What this task involves: Copy the data exactly as it appears, and do not include any pictures.

※ ※ ※

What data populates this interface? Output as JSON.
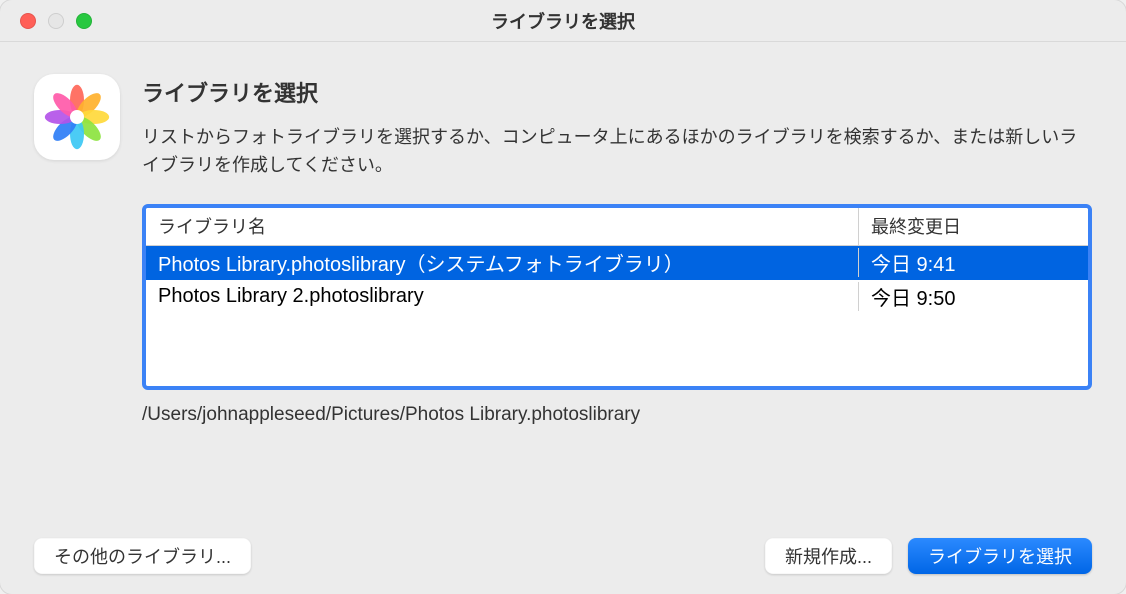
{
  "window": {
    "title": "ライブラリを選択"
  },
  "header": {
    "title": "ライブラリを選択",
    "description": "リストからフォトライブラリを選択するか、コンピュータ上にあるほかのライブラリを検索するか、または新しいライブラリを作成してください。"
  },
  "table": {
    "columns": {
      "name": "ライブラリ名",
      "modified": "最終変更日"
    },
    "rows": [
      {
        "name": "Photos Library.photoslibrary（システムフォトライブラリ）",
        "modified": "今日 9:41",
        "selected": true
      },
      {
        "name": "Photos Library 2.photoslibrary",
        "modified": "今日 9:50",
        "selected": false
      }
    ]
  },
  "path": "/Users/johnappleseed/Pictures/Photos Library.photoslibrary",
  "buttons": {
    "other": "その他のライブラリ...",
    "create": "新規作成...",
    "choose": "ライブラリを選択"
  }
}
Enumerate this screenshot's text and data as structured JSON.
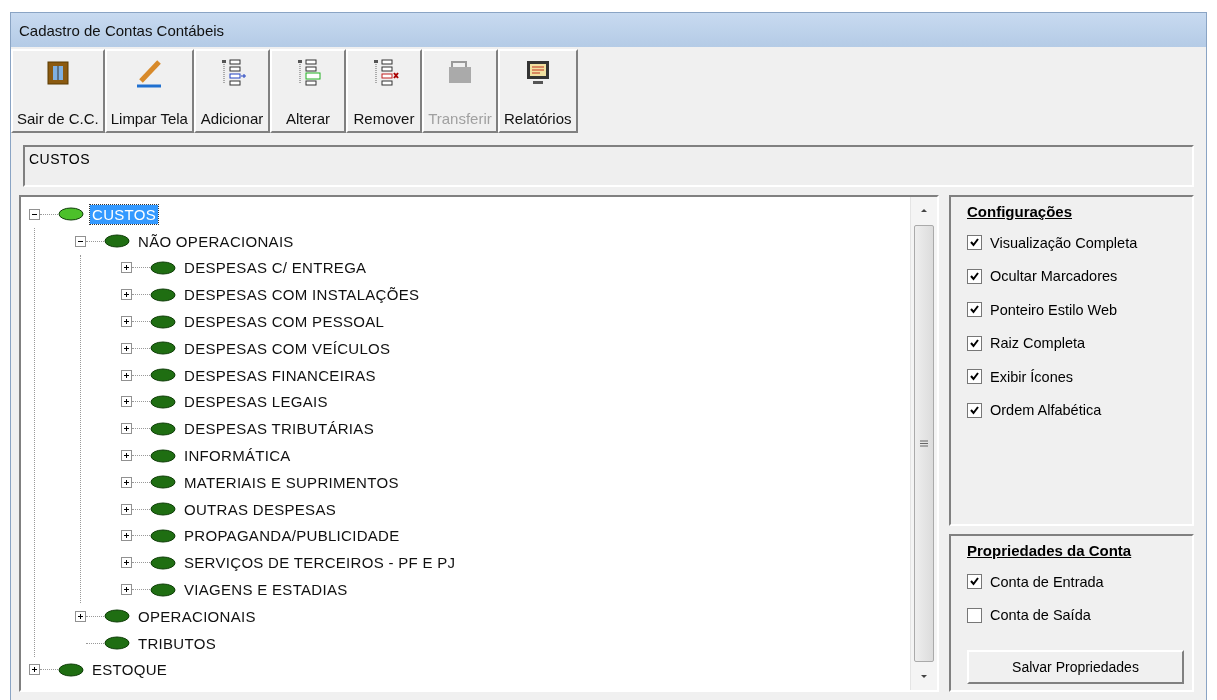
{
  "window": {
    "title": "Cadastro de Contas Contábeis"
  },
  "toolbar": [
    {
      "label": "Sair de C.C.",
      "disabled": false
    },
    {
      "label": "Limpar Tela",
      "disabled": false
    },
    {
      "label": "Adicionar",
      "disabled": false
    },
    {
      "label": "Alterar",
      "disabled": false
    },
    {
      "label": "Remover",
      "disabled": false
    },
    {
      "label": "Transferir",
      "disabled": true
    },
    {
      "label": "Relatórios",
      "disabled": false
    }
  ],
  "path_field": {
    "value": "CUSTOS"
  },
  "tree": [
    {
      "label": "CUSTOS",
      "selected": true,
      "expanded": true,
      "children": [
        {
          "label": "NÃO OPERACIONAIS",
          "selected": false,
          "expanded": true,
          "children": [
            {
              "label": "DESPESAS C/ ENTREGA",
              "selected": false,
              "expanded": false
            },
            {
              "label": "DESPESAS COM INSTALAÇÕES",
              "selected": false,
              "expanded": false
            },
            {
              "label": "DESPESAS COM PESSOAL",
              "selected": false,
              "expanded": false
            },
            {
              "label": "DESPESAS COM VEÍCULOS",
              "selected": false,
              "expanded": false
            },
            {
              "label": "DESPESAS FINANCEIRAS",
              "selected": false,
              "expanded": false
            },
            {
              "label": "DESPESAS LEGAIS",
              "selected": false,
              "expanded": false
            },
            {
              "label": "DESPESAS TRIBUTÁRIAS",
              "selected": false,
              "expanded": false
            },
            {
              "label": "INFORMÁTICA",
              "selected": false,
              "expanded": false
            },
            {
              "label": "MATERIAIS E SUPRIMENTOS",
              "selected": false,
              "expanded": false
            },
            {
              "label": "OUTRAS DESPESAS",
              "selected": false,
              "expanded": false
            },
            {
              "label": "PROPAGANDA/PUBLICIDADE",
              "selected": false,
              "expanded": false
            },
            {
              "label": "SERVIÇOS DE TERCEIROS - PF E PJ",
              "selected": false,
              "expanded": false
            },
            {
              "label": "VIAGENS E ESTADIAS",
              "selected": false,
              "expanded": false
            }
          ]
        },
        {
          "label": "OPERACIONAIS",
          "selected": false,
          "expanded": false
        },
        {
          "label": "TRIBUTOS",
          "selected": false
        }
      ]
    },
    {
      "label": "ESTOQUE",
      "selected": false,
      "expanded": false
    }
  ],
  "configuracoes": {
    "title": "Configurações",
    "options": [
      {
        "label": "Visualização Completa",
        "checked": true
      },
      {
        "label": "Ocultar Marcadores",
        "checked": true
      },
      {
        "label": "Ponteiro Estilo Web",
        "checked": true
      },
      {
        "label": "Raiz Completa",
        "checked": true
      },
      {
        "label": "Exibir Ícones",
        "checked": true
      },
      {
        "label": "Ordem Alfabética",
        "checked": true
      }
    ]
  },
  "propriedades": {
    "title": "Propriedades da Conta",
    "options": [
      {
        "label": "Conta de Entrada",
        "checked": true
      },
      {
        "label": "Conta de Saída",
        "checked": false
      }
    ],
    "button": "Salvar Propriedades"
  }
}
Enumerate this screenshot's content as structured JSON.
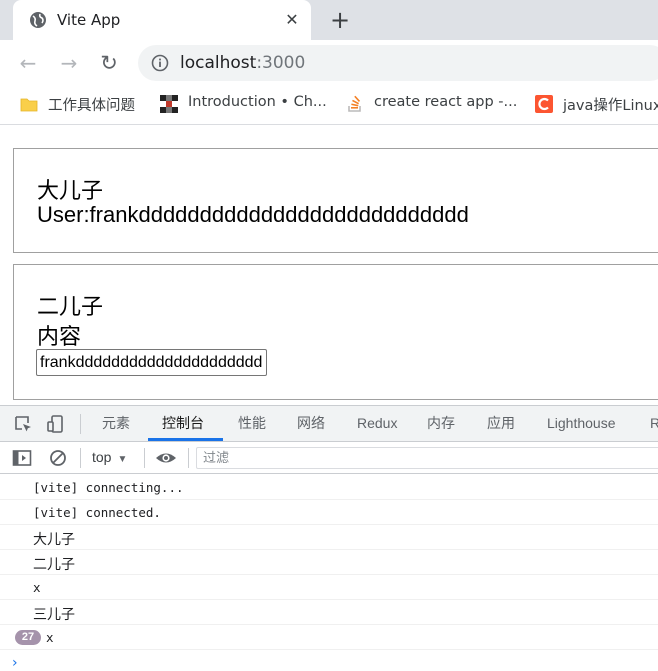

※ ※ ※

Correct result:
What data populates this interface? Output as JSON.
{
  "window": {
    "title": "ライブラリを選択"
  },
  "header": {
    "title": "ライブラリを選択",
    "description": "リストからフォトライブラリを選択するか、コンピュータ上にあるほかのライブラリを検索するか、または新しいライブラリを作成してください。"
  },
  "table": {
    "columns": {
      "name": "ライブラリ名",
      "modified": "最終変更日"
    },
    "rows": [
      {
        "name": "Photos Library.photoslibrary（システムフォトライブラリ）",
        "modified": "今日 9:41",
        "selected": true
      },
      {
        "name": "Photos Library 2.photoslibrary",
        "modified": "今日 9:50",
        "selected": false
      }
    ]
  },
  "path": "/Users/johnappleseed/Pictures/Photos Library.photoslibrary",
  "buttons": {
    "other": "その他のライブラリ...",
    "create": "新規作成...",
    "choose": "ライブラリを選択"
  }
}
Enumerate this screenshot's text and data as structured JSON.
{
  "window": {
    "title": "Cadastro de Contas Contábeis"
  },
  "toolbar": [
    {
      "label": "Sair de C.C.",
      "disabled": false
    },
    {
      "label": "Limpar Tela",
      "disabled": false
    },
    {
      "label": "Adicionar",
      "disabled": false
    },
    {
      "label": "Alterar",
      "disabled": false
    },
    {
      "label": "Remover",
      "disabled": false
    },
    {
      "label": "Transferir",
      "disabled": true
    },
    {
      "label": "Relatórios",
      "disabled": false
    }
  ],
  "path_field": {
    "value": "CUSTOS"
  },
  "tree": [
    {
      "label": "CUSTOS",
      "selected": true,
      "expanded": true,
      "children": [
        {
          "label": "NÃO OPERACIONAIS",
          "selected": false,
          "expanded": true,
          "children": [
            {
              "label": "DESPESAS C/ ENTREGA",
              "selected": false,
              "expanded": false
            },
            {
              "label": "DESPESAS COM INSTALAÇÕES",
              "selected": false,
              "expanded": false
            },
            {
              "label": "DESPESAS COM PESSOAL",
              "selected": false,
              "expanded": false
            },
            {
              "label": "DESPESAS COM VEÍCULOS",
              "selected": false,
              "expanded": false
            },
            {
              "label": "DESPESAS FINANCEIRAS",
              "selected": false,
              "expanded": false
            },
            {
              "label": "DESPESAS LEGAIS",
              "selected": false,
              "expanded": false
            },
            {
              "label": "DESPESAS TRIBUTÁRIAS",
              "selected": false,
              "expanded": false
            },
            {
              "label": "INFORMÁTICA",
              "selected": false,
              "expanded": false
            },
            {
              "label": "MATERIAIS E SUPRIMENTOS",
              "selected": false,
              "expanded": false
            },
            {
              "label": "OUTRAS DESPESAS",
              "selected": false,
              "expanded": false
            },
            {
              "label": "PROPAGANDA/PUBLICIDADE",
              "selected": false,
              "expanded": false
            },
            {
              "label": "SERVIÇOS DE TERCEIROS - PF E PJ",
              "selected": false,
              "expanded": false
            },
            {
              "label": "VIAGENS E ESTADIAS",
              "selected": false,
              "expanded": false
            }
          ]
        },
        {
          "label": "OPERACIONAIS",
          "selected": false,
          "expanded": false
        },
        {
          "label": "TRIBUTOS",
          "selected": false
        }
      ]
    },
    {
      "label": "ESTOQUE",
      "selected": false,
      "expanded": false
    }
  ],
  "configuracoes": {
    "title": "Configurações",
    "options": [
      {
        "label": "Visualização Completa",
        "checked": true
      },
      {
        "label": "Ocultar Marcadores",
        "checked": true
      },
      {
        "label": "Ponteiro Estilo Web",
        "checked": true
      },
      {
        "label": "Raiz Completa",
        "checked": true
      },
      {
        "label": "Exibir Ícones",
        "checked": true
      },
      {
        "label": "Ordem Alfabética",
        "checked": true
      }
    ]
  },
  "propriedades": {
    "title": "Propriedades da Conta",
    "options": [
      {
        "label": "Conta de Entrada",
        "checked": true
      },
      {
        "label": "Conta de Saída",
        "checked": false
      }
    ],
    "button": "Salvar Propriedades"
  }
}
Enumerate this screenshot's content as structured JSON.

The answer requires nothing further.